What the exercise asks — Restate the entire listing word for word.
**********
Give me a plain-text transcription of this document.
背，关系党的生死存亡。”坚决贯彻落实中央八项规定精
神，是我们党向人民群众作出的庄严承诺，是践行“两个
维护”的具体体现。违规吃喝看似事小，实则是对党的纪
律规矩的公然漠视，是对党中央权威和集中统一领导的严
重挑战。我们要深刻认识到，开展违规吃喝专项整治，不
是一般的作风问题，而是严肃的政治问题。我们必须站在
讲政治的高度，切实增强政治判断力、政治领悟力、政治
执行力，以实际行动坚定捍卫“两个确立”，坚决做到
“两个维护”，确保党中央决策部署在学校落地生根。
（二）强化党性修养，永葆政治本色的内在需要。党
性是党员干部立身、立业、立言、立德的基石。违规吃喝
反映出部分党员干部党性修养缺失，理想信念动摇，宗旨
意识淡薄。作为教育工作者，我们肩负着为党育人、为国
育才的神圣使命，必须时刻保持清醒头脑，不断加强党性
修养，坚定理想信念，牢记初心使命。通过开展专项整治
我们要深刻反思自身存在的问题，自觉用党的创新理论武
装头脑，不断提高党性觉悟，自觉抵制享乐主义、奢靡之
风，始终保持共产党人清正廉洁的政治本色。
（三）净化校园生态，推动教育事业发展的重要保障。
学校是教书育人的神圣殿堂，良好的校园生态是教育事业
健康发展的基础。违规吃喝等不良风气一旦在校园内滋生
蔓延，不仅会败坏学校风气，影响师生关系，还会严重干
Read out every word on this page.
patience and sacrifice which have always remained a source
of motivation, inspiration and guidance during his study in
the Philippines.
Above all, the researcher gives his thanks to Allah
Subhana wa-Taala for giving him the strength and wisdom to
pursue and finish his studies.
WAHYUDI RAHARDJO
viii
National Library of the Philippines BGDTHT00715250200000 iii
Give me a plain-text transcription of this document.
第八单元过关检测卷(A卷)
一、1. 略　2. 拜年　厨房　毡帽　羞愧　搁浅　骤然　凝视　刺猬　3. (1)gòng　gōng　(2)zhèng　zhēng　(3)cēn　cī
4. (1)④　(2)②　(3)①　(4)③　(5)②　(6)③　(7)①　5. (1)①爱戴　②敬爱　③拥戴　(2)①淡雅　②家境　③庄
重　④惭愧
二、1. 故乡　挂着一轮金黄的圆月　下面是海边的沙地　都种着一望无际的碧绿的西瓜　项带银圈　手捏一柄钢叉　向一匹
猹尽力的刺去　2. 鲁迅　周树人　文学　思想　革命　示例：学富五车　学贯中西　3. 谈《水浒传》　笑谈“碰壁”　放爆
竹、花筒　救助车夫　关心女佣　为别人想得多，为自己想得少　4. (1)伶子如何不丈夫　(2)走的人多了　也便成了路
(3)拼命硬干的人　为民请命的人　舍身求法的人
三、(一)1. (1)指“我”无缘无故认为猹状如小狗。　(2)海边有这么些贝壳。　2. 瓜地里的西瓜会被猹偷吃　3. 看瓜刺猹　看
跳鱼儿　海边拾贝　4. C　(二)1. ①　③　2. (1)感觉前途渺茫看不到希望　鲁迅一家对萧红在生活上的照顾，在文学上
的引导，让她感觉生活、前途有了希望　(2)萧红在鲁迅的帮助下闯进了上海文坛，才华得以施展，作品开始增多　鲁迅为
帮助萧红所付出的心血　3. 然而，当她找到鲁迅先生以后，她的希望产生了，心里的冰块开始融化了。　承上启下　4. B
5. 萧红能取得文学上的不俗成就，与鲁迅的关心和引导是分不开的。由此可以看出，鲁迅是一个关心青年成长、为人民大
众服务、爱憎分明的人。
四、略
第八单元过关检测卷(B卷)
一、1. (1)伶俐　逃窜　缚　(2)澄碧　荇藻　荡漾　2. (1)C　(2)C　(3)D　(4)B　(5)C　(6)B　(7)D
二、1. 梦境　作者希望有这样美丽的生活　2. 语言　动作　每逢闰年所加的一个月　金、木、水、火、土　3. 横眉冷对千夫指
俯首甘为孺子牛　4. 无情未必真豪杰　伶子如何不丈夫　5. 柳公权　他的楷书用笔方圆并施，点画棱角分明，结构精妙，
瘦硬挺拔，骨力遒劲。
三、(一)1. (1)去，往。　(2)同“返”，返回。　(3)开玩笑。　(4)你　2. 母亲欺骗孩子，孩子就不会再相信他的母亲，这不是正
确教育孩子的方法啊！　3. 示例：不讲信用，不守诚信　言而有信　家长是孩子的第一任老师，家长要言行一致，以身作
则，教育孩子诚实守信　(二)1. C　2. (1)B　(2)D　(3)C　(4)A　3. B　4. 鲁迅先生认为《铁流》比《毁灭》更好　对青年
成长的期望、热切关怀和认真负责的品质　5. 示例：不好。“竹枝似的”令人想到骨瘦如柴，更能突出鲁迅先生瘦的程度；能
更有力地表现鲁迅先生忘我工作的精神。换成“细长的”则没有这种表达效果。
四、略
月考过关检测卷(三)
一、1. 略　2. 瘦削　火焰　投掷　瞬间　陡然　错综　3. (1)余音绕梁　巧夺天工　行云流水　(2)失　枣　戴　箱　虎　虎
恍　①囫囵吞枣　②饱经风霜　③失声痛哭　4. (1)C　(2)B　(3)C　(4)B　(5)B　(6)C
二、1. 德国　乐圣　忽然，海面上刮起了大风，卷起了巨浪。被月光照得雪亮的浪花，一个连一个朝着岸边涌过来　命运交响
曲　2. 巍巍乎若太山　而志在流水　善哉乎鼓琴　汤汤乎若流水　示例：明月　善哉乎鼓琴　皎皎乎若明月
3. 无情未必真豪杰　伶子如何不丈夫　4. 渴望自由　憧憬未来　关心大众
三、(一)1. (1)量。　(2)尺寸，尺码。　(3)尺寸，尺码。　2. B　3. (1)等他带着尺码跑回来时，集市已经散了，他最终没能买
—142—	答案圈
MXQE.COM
**********
Exercise solution —
Give me a plain-text transcription of this document.
背，关系党的生死存亡。”坚决贯彻落实中央八项规定精
神，是我们党向人民群众作出的庄严承诺，是践行“两个
维护”的具体体现。违规吃喝看似事小，实则是对党的纪
律规矩的公然漠视，是对党中央权威和集中统一领导的严
重挑战。我们要深刻认识到，开展违规吃喝专项整治，不
是一般的作风问题，而是严肃的政治问题。我们必须站在
讲政治的高度，切实增强政治判断力、政治领悟力、政治
执行力，以实际行动坚定捍卫“两个确立”，坚决做到
“两个维护”，确保党中央决策部署在学校落地生根。
（二）强化党性修养，永葆政治本色的内在需要。党
性是党员干部立身、立业、立言、立德的基石。违规吃喝
反映出部分党员干部党性修养缺失，理想信念动摇，宗旨
意识淡薄。作为教育工作者，我们肩负着为党育人、为国
育才的神圣使命，必须时刻保持清醒头脑，不断加强党性
修养，坚定理想信念，牢记初心使命。通过开展专项整治
我们要深刻反思自身存在的问题，自觉用党的创新理论武
装头脑，不断提高党性觉悟，自觉抵制享乐主义、奢靡之
风，始终保持共产党人清正廉洁的政治本色。
（三）净化校园生态，推动教育事业发展的重要保障。
学校是教书育人的神圣殿堂，良好的校园生态是教育事业
健康发展的基础。违规吃喝等不良风气一旦在校园内滋生
蔓延，不仅会败坏学校风气，影响师生关系，还会严重干
Read out every word on this page.
patience and sacrifice which have always remained a source
of motivation, inspiration and guidance during his study in
the Philippines.
Above all, the researcher gives his thanks to Allah
Subhana wa-Taala for giving him the strength and wisdom to
pursue and finish his studies.
WAHYUDI RAHARDJO
viii
National Library of the Philippines BGDTHT00715250200000 iii
Give me a plain-text transcription of this document.
第八单元过关检测卷(A卷)
一、1. 略　2. 拜年　厨房　毡帽　羞愧　搁浅　骤然　凝视　刺猬　3. (1)gòng　gōng　(2)zhèng　zhēng　(3)cēn　cī
4. (1)④　(2)②　(3)①　(4)③　(5)②　(6)③　(7)①　5. (1)①爱戴　②敬爱　③拥戴　(2)①淡雅　②家境　③庄
重　④惭愧
二、1. 故乡　挂着一轮金黄的圆月　下面是海边的沙地　都种着一望无际的碧绿的西瓜　项带银圈　手捏一柄钢叉　向一匹
猹尽力的刺去　2. 鲁迅　周树人　文学　思想　革命　示例：学富五车　学贯中西　3. 谈《水浒传》　笑谈“碰壁”　放爆
竹、花筒　救助车夫　关心女佣　为别人想得多，为自己想得少　4. (1)伶子如何不丈夫　(2)走的人多了　也便成了路
(3)拼命硬干的人　为民请命的人　舍身求法的人
三、(一)1. (1)指“我”无缘无故认为猹状如小狗。　(2)海边有这么些贝壳。　2. 瓜地里的西瓜会被猹偷吃　3. 看瓜刺猹　看
跳鱼儿　海边拾贝　4. C　(二)1. ①　③　2. (1)感觉前途渺茫看不到希望　鲁迅一家对萧红在生活上的照顾，在文学上
的引导，让她感觉生活、前途有了希望　(2)萧红在鲁迅的帮助下闯进了上海文坛，才华得以施展，作品开始增多　鲁迅为
帮助萧红所付出的心血　3. 然而，当她找到鲁迅先生以后，她的希望产生了，心里的冰块开始融化了。　承上启下　4. B
5. 萧红能取得文学上的不俗成就，与鲁迅的关心和引导是分不开的。由此可以看出，鲁迅是一个关心青年成长、为人民大
众服务、爱憎分明的人。
四、略
第八单元过关检测卷(B卷)
一、1. (1)伶俐　逃窜　缚　(2)澄碧　荇藻　荡漾　2. (1)C　(2)C　(3)D　(4)B　(5)C　(6)B　(7)D
二、1. 梦境　作者希望有这样美丽的生活　2. 语言　动作　每逢闰年所加的一个月　金、木、水、火、土　3. 横眉冷对千夫指
俯首甘为孺子牛　4. 无情未必真豪杰　伶子如何不丈夫　5. 柳公权　他的楷书用笔方圆并施，点画棱角分明，结构精妙，
瘦硬挺拔，骨力遒劲。
三、(一)1. (1)去，往。　(2)同“返”，返回。　(3)开玩笑。　(4)你　2. 母亲欺骗孩子，孩子就不会再相信他的母亲，这不是正
确教育孩子的方法啊！　3. 示例：不讲信用，不守诚信　言而有信　家长是孩子的第一任老师，家长要言行一致，以身作
则，教育孩子诚实守信　(二)1. C　2. (1)B　(2)D　(3)C　(4)A　3. B　4. 鲁迅先生认为《铁流》比《毁灭》更好　对青年
成长的期望、热切关怀和认真负责的品质　5. 示例：不好。“竹枝似的”令人想到骨瘦如柴，更能突出鲁迅先生瘦的程度；能
更有力地表现鲁迅先生忘我工作的精神。换成“细长的”则没有这种表达效果。
四、略
月考过关检测卷(三)
一、1. 略　2. 瘦削　火焰　投掷　瞬间　陡然　错综　3. (1)余音绕梁　巧夺天工　行云流水　(2)失　枣　戴　箱　虎　虎
恍　①囫囵吞枣　②饱经风霜　③失声痛哭　4. (1)C　(2)B　(3)C　(4)B　(5)B　(6)C
二、1. 德国　乐圣　忽然，海面上刮起了大风，卷起了巨浪。被月光照得雪亮的浪花，一个连一个朝着岸边涌过来　命运交响
曲　2. 巍巍乎若太山　而志在流水　善哉乎鼓琴　汤汤乎若流水　示例：明月　善哉乎鼓琴　皎皎乎若明月
3. 无情未必真豪杰　伶子如何不丈夫　4. 渴望自由　憧憬未来　关心大众
三、(一)1. (1)量。　(2)尺寸，尺码。　(3)尺寸，尺码。　2. B　3. (1)等他带着尺码跑回来时，集市已经散了，他最终没能买
—142—	答案圈
MXQE.COM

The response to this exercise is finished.